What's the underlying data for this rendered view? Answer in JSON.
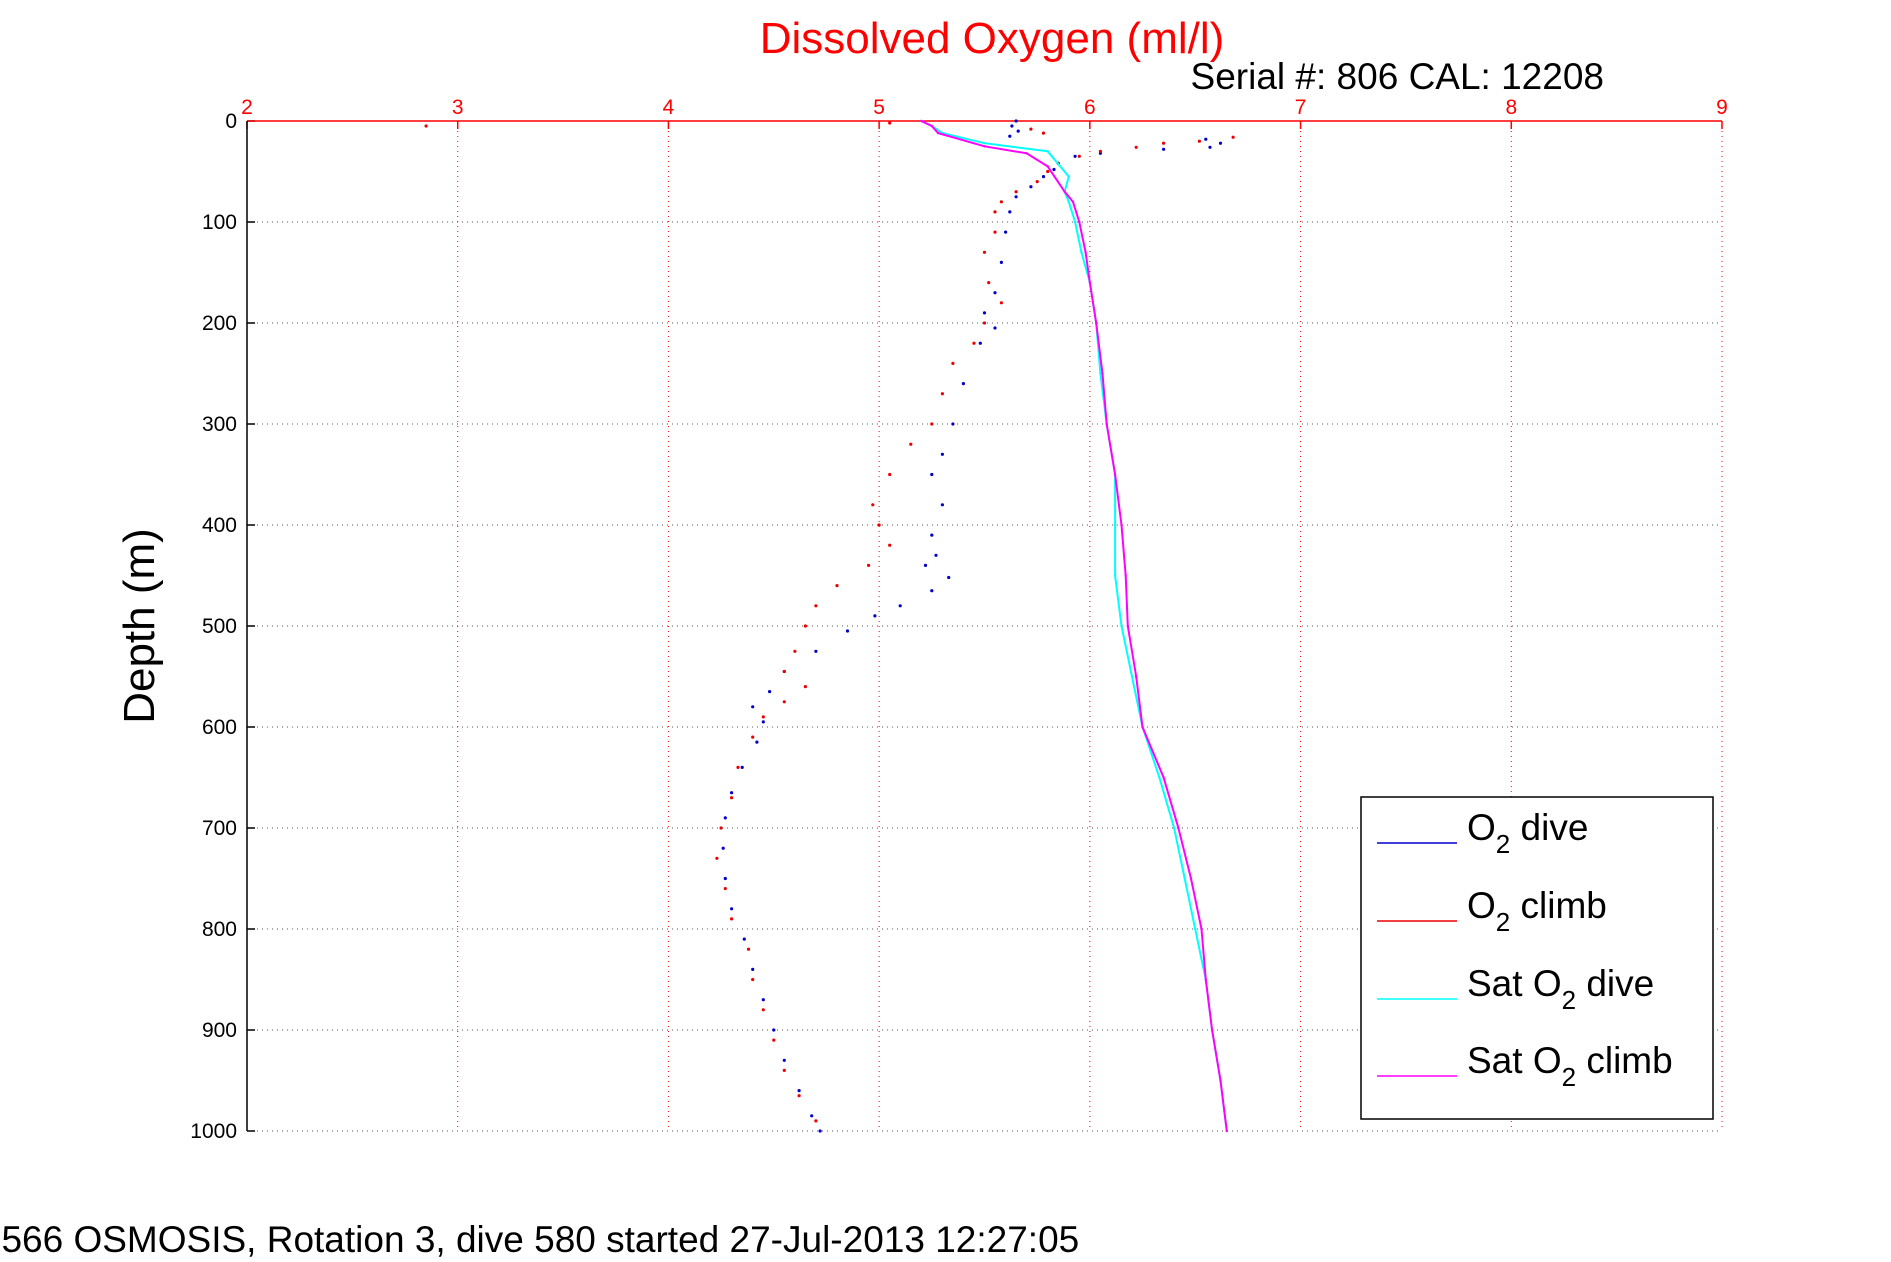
{
  "chart_data": {
    "type": "scatter",
    "title": "Dissolved Oxygen (ml/l)",
    "serial_text": "Serial #: 806  CAL: 12208",
    "ylabel": "Depth (m)",
    "caption": "SG566 OSMOSIS, Rotation 3, dive 580 started 27-Jul-2013 12:27:05",
    "x_axis_position": "top",
    "y_axis_reversed": true,
    "xlim": [
      2,
      9
    ],
    "ylim": [
      0,
      1000
    ],
    "x_ticks": [
      "2",
      "3",
      "4",
      "5",
      "6",
      "7",
      "8",
      "9"
    ],
    "y_ticks": [
      "0",
      "100",
      "200",
      "300",
      "400",
      "500",
      "600",
      "700",
      "800",
      "900",
      "1000"
    ],
    "grid": true,
    "legend_position": "bottom-right",
    "colors": {
      "o2_dive": "#0000cc",
      "o2_climb": "#ee0000",
      "sat_dive": "#00ffff",
      "sat_climb": "#ff00ff",
      "axis_top": "#ff0000",
      "grid": "#555555"
    },
    "series": [
      {
        "key": "o2_dive",
        "name": "O2 dive",
        "style": "dots",
        "points": [
          [
            5.65,
            0
          ],
          [
            5.63,
            5
          ],
          [
            5.66,
            10
          ],
          [
            5.62,
            15
          ],
          [
            6.55,
            18
          ],
          [
            6.62,
            22
          ],
          [
            6.57,
            26
          ],
          [
            6.35,
            28
          ],
          [
            6.05,
            32
          ],
          [
            5.93,
            35
          ],
          [
            5.85,
            42
          ],
          [
            5.83,
            48
          ],
          [
            5.78,
            55
          ],
          [
            5.72,
            65
          ],
          [
            5.65,
            75
          ],
          [
            5.62,
            90
          ],
          [
            5.6,
            110
          ],
          [
            5.58,
            140
          ],
          [
            5.55,
            170
          ],
          [
            5.5,
            190
          ],
          [
            5.55,
            205
          ],
          [
            5.48,
            220
          ],
          [
            5.4,
            260
          ],
          [
            5.35,
            300
          ],
          [
            5.3,
            330
          ],
          [
            5.25,
            350
          ],
          [
            5.3,
            380
          ],
          [
            5.25,
            410
          ],
          [
            5.27,
            430
          ],
          [
            5.22,
            440
          ],
          [
            5.33,
            452
          ],
          [
            5.25,
            465
          ],
          [
            5.1,
            480
          ],
          [
            4.98,
            490
          ],
          [
            4.85,
            505
          ],
          [
            4.7,
            525
          ],
          [
            4.55,
            545
          ],
          [
            4.48,
            565
          ],
          [
            4.4,
            580
          ],
          [
            4.45,
            595
          ],
          [
            4.42,
            615
          ],
          [
            4.35,
            640
          ],
          [
            4.3,
            665
          ],
          [
            4.27,
            690
          ],
          [
            4.26,
            720
          ],
          [
            4.27,
            750
          ],
          [
            4.3,
            780
          ],
          [
            4.36,
            810
          ],
          [
            4.4,
            840
          ],
          [
            4.45,
            870
          ],
          [
            4.5,
            900
          ],
          [
            4.55,
            930
          ],
          [
            4.62,
            960
          ],
          [
            4.68,
            985
          ],
          [
            4.72,
            1000
          ]
        ]
      },
      {
        "key": "o2_climb",
        "name": "O2 climb",
        "style": "dots",
        "points": [
          [
            2.85,
            5
          ],
          [
            5.05,
            2
          ],
          [
            5.72,
            8
          ],
          [
            5.78,
            12
          ],
          [
            6.68,
            16
          ],
          [
            6.52,
            20
          ],
          [
            6.35,
            22
          ],
          [
            6.22,
            26
          ],
          [
            6.05,
            30
          ],
          [
            5.95,
            35
          ],
          [
            5.85,
            42
          ],
          [
            5.8,
            50
          ],
          [
            5.75,
            60
          ],
          [
            5.65,
            70
          ],
          [
            5.58,
            80
          ],
          [
            5.55,
            90
          ],
          [
            5.55,
            110
          ],
          [
            5.5,
            130
          ],
          [
            5.52,
            160
          ],
          [
            5.58,
            180
          ],
          [
            5.5,
            200
          ],
          [
            5.45,
            220
          ],
          [
            5.35,
            240
          ],
          [
            5.3,
            270
          ],
          [
            5.25,
            300
          ],
          [
            5.15,
            320
          ],
          [
            5.05,
            350
          ],
          [
            4.97,
            380
          ],
          [
            5.0,
            400
          ],
          [
            5.05,
            420
          ],
          [
            4.95,
            440
          ],
          [
            4.8,
            460
          ],
          [
            4.7,
            480
          ],
          [
            4.65,
            500
          ],
          [
            4.6,
            525
          ],
          [
            4.55,
            545
          ],
          [
            4.65,
            560
          ],
          [
            4.55,
            575
          ],
          [
            4.45,
            590
          ],
          [
            4.4,
            610
          ],
          [
            4.33,
            640
          ],
          [
            4.3,
            670
          ],
          [
            4.25,
            700
          ],
          [
            4.23,
            730
          ],
          [
            4.27,
            760
          ],
          [
            4.3,
            790
          ],
          [
            4.38,
            820
          ],
          [
            4.4,
            850
          ],
          [
            4.45,
            880
          ],
          [
            4.5,
            910
          ],
          [
            4.55,
            940
          ],
          [
            4.62,
            965
          ],
          [
            4.7,
            990
          ]
        ]
      },
      {
        "key": "sat_dive",
        "name": "Sat O2 dive",
        "style": "line",
        "points": [
          [
            5.2,
            0
          ],
          [
            5.25,
            5
          ],
          [
            5.3,
            12
          ],
          [
            5.5,
            22
          ],
          [
            5.8,
            30
          ],
          [
            5.9,
            55
          ],
          [
            5.88,
            70
          ],
          [
            5.9,
            80
          ],
          [
            5.93,
            100
          ],
          [
            5.96,
            130
          ],
          [
            6.0,
            160
          ],
          [
            6.03,
            200
          ],
          [
            6.05,
            250
          ],
          [
            6.08,
            300
          ],
          [
            6.12,
            350
          ],
          [
            6.12,
            400
          ],
          [
            6.12,
            450
          ],
          [
            6.15,
            500
          ],
          [
            6.2,
            550
          ],
          [
            6.25,
            600
          ],
          [
            6.33,
            650
          ],
          [
            6.4,
            700
          ],
          [
            6.45,
            750
          ],
          [
            6.5,
            800
          ],
          [
            6.55,
            850
          ],
          [
            6.58,
            900
          ],
          [
            6.62,
            950
          ],
          [
            6.65,
            1000
          ]
        ]
      },
      {
        "key": "sat_climb",
        "name": "Sat O2 climb",
        "style": "line",
        "points": [
          [
            5.2,
            0
          ],
          [
            5.25,
            5
          ],
          [
            5.28,
            12
          ],
          [
            5.5,
            25
          ],
          [
            5.7,
            32
          ],
          [
            5.8,
            45
          ],
          [
            5.88,
            70
          ],
          [
            5.92,
            80
          ],
          [
            5.95,
            100
          ],
          [
            5.98,
            130
          ],
          [
            6.0,
            160
          ],
          [
            6.03,
            200
          ],
          [
            6.06,
            250
          ],
          [
            6.08,
            300
          ],
          [
            6.12,
            350
          ],
          [
            6.15,
            400
          ],
          [
            6.17,
            450
          ],
          [
            6.18,
            500
          ],
          [
            6.22,
            550
          ],
          [
            6.25,
            600
          ],
          [
            6.35,
            650
          ],
          [
            6.42,
            700
          ],
          [
            6.48,
            750
          ],
          [
            6.53,
            800
          ],
          [
            6.55,
            850
          ],
          [
            6.58,
            900
          ],
          [
            6.62,
            950
          ],
          [
            6.65,
            1000
          ]
        ]
      }
    ]
  }
}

++++++++++

Set problem: Reproduce every entry word for word, but omit the pictures.

Exercise response:
What's the underlying data for this rendered view? Answer in JSON.
{
  "chart_data": {
    "type": "scatter",
    "title": "Dissolved Oxygen (ml/l)",
    "serial_text": "Serial #: 806  CAL: 12208",
    "ylabel": "Depth (m)",
    "caption": "SG566 OSMOSIS, Rotation 3, dive 580 started 27-Jul-2013 12:27:05",
    "x_axis_position": "top",
    "y_axis_reversed": true,
    "xlim": [
      2,
      9
    ],
    "ylim": [
      0,
      1000
    ],
    "x_ticks": [
      "2",
      "3",
      "4",
      "5",
      "6",
      "7",
      "8",
      "9"
    ],
    "y_ticks": [
      "0",
      "100",
      "200",
      "300",
      "400",
      "500",
      "600",
      "700",
      "800",
      "900",
      "1000"
    ],
    "grid": true,
    "legend_position": "bottom-right",
    "colors": {
      "o2_dive": "#0000cc",
      "o2_climb": "#ee0000",
      "sat_dive": "#00ffff",
      "sat_climb": "#ff00ff",
      "axis_top": "#ff0000",
      "grid": "#555555"
    },
    "series": [
      {
        "key": "o2_dive",
        "name": "O2 dive",
        "style": "dots",
        "points": [
          [
            5.65,
            0
          ],
          [
            5.63,
            5
          ],
          [
            5.66,
            10
          ],
          [
            5.62,
            15
          ],
          [
            6.55,
            18
          ],
          [
            6.62,
            22
          ],
          [
            6.57,
            26
          ],
          [
            6.35,
            28
          ],
          [
            6.05,
            32
          ],
          [
            5.93,
            35
          ],
          [
            5.85,
            42
          ],
          [
            5.83,
            48
          ],
          [
            5.78,
            55
          ],
          [
            5.72,
            65
          ],
          [
            5.65,
            75
          ],
          [
            5.62,
            90
          ],
          [
            5.6,
            110
          ],
          [
            5.58,
            140
          ],
          [
            5.55,
            170
          ],
          [
            5.5,
            190
          ],
          [
            5.55,
            205
          ],
          [
            5.48,
            220
          ],
          [
            5.4,
            260
          ],
          [
            5.35,
            300
          ],
          [
            5.3,
            330
          ],
          [
            5.25,
            350
          ],
          [
            5.3,
            380
          ],
          [
            5.25,
            410
          ],
          [
            5.27,
            430
          ],
          [
            5.22,
            440
          ],
          [
            5.33,
            452
          ],
          [
            5.25,
            465
          ],
          [
            5.1,
            480
          ],
          [
            4.98,
            490
          ],
          [
            4.85,
            505
          ],
          [
            4.7,
            525
          ],
          [
            4.55,
            545
          ],
          [
            4.48,
            565
          ],
          [
            4.4,
            580
          ],
          [
            4.45,
            595
          ],
          [
            4.42,
            615
          ],
          [
            4.35,
            640
          ],
          [
            4.3,
            665
          ],
          [
            4.27,
            690
          ],
          [
            4.26,
            720
          ],
          [
            4.27,
            750
          ],
          [
            4.3,
            780
          ],
          [
            4.36,
            810
          ],
          [
            4.4,
            840
          ],
          [
            4.45,
            870
          ],
          [
            4.5,
            900
          ],
          [
            4.55,
            930
          ],
          [
            4.62,
            960
          ],
          [
            4.68,
            985
          ],
          [
            4.72,
            1000
          ]
        ]
      },
      {
        "key": "o2_climb",
        "name": "O2 climb",
        "style": "dots",
        "points": [
          [
            2.85,
            5
          ],
          [
            5.05,
            2
          ],
          [
            5.72,
            8
          ],
          [
            5.78,
            12
          ],
          [
            6.68,
            16
          ],
          [
            6.52,
            20
          ],
          [
            6.35,
            22
          ],
          [
            6.22,
            26
          ],
          [
            6.05,
            30
          ],
          [
            5.95,
            35
          ],
          [
            5.85,
            42
          ],
          [
            5.8,
            50
          ],
          [
            5.75,
            60
          ],
          [
            5.65,
            70
          ],
          [
            5.58,
            80
          ],
          [
            5.55,
            90
          ],
          [
            5.55,
            110
          ],
          [
            5.5,
            130
          ],
          [
            5.52,
            160
          ],
          [
            5.58,
            180
          ],
          [
            5.5,
            200
          ],
          [
            5.45,
            220
          ],
          [
            5.35,
            240
          ],
          [
            5.3,
            270
          ],
          [
            5.25,
            300
          ],
          [
            5.15,
            320
          ],
          [
            5.05,
            350
          ],
          [
            4.97,
            380
          ],
          [
            5.0,
            400
          ],
          [
            5.05,
            420
          ],
          [
            4.95,
            440
          ],
          [
            4.8,
            460
          ],
          [
            4.7,
            480
          ],
          [
            4.65,
            500
          ],
          [
            4.6,
            525
          ],
          [
            4.55,
            545
          ],
          [
            4.65,
            560
          ],
          [
            4.55,
            575
          ],
          [
            4.45,
            590
          ],
          [
            4.4,
            610
          ],
          [
            4.33,
            640
          ],
          [
            4.3,
            670
          ],
          [
            4.25,
            700
          ],
          [
            4.23,
            730
          ],
          [
            4.27,
            760
          ],
          [
            4.3,
            790
          ],
          [
            4.38,
            820
          ],
          [
            4.4,
            850
          ],
          [
            4.45,
            880
          ],
          [
            4.5,
            910
          ],
          [
            4.55,
            940
          ],
          [
            4.62,
            965
          ],
          [
            4.7,
            990
          ]
        ]
      },
      {
        "key": "sat_dive",
        "name": "Sat O2 dive",
        "style": "line",
        "points": [
          [
            5.2,
            0
          ],
          [
            5.25,
            5
          ],
          [
            5.3,
            12
          ],
          [
            5.5,
            22
          ],
          [
            5.8,
            30
          ],
          [
            5.9,
            55
          ],
          [
            5.88,
            70
          ],
          [
            5.9,
            80
          ],
          [
            5.93,
            100
          ],
          [
            5.96,
            130
          ],
          [
            6.0,
            160
          ],
          [
            6.03,
            200
          ],
          [
            6.05,
            250
          ],
          [
            6.08,
            300
          ],
          [
            6.12,
            350
          ],
          [
            6.12,
            400
          ],
          [
            6.12,
            450
          ],
          [
            6.15,
            500
          ],
          [
            6.2,
            550
          ],
          [
            6.25,
            600
          ],
          [
            6.33,
            650
          ],
          [
            6.4,
            700
          ],
          [
            6.45,
            750
          ],
          [
            6.5,
            800
          ],
          [
            6.55,
            850
          ],
          [
            6.58,
            900
          ],
          [
            6.62,
            950
          ],
          [
            6.65,
            1000
          ]
        ]
      },
      {
        "key": "sat_climb",
        "name": "Sat O2 climb",
        "style": "line",
        "points": [
          [
            5.2,
            0
          ],
          [
            5.25,
            5
          ],
          [
            5.28,
            12
          ],
          [
            5.5,
            25
          ],
          [
            5.7,
            32
          ],
          [
            5.8,
            45
          ],
          [
            5.88,
            70
          ],
          [
            5.92,
            80
          ],
          [
            5.95,
            100
          ],
          [
            5.98,
            130
          ],
          [
            6.0,
            160
          ],
          [
            6.03,
            200
          ],
          [
            6.06,
            250
          ],
          [
            6.08,
            300
          ],
          [
            6.12,
            350
          ],
          [
            6.15,
            400
          ],
          [
            6.17,
            450
          ],
          [
            6.18,
            500
          ],
          [
            6.22,
            550
          ],
          [
            6.25,
            600
          ],
          [
            6.35,
            650
          ],
          [
            6.42,
            700
          ],
          [
            6.48,
            750
          ],
          [
            6.53,
            800
          ],
          [
            6.55,
            850
          ],
          [
            6.58,
            900
          ],
          [
            6.62,
            950
          ],
          [
            6.65,
            1000
          ]
        ]
      }
    ]
  }
}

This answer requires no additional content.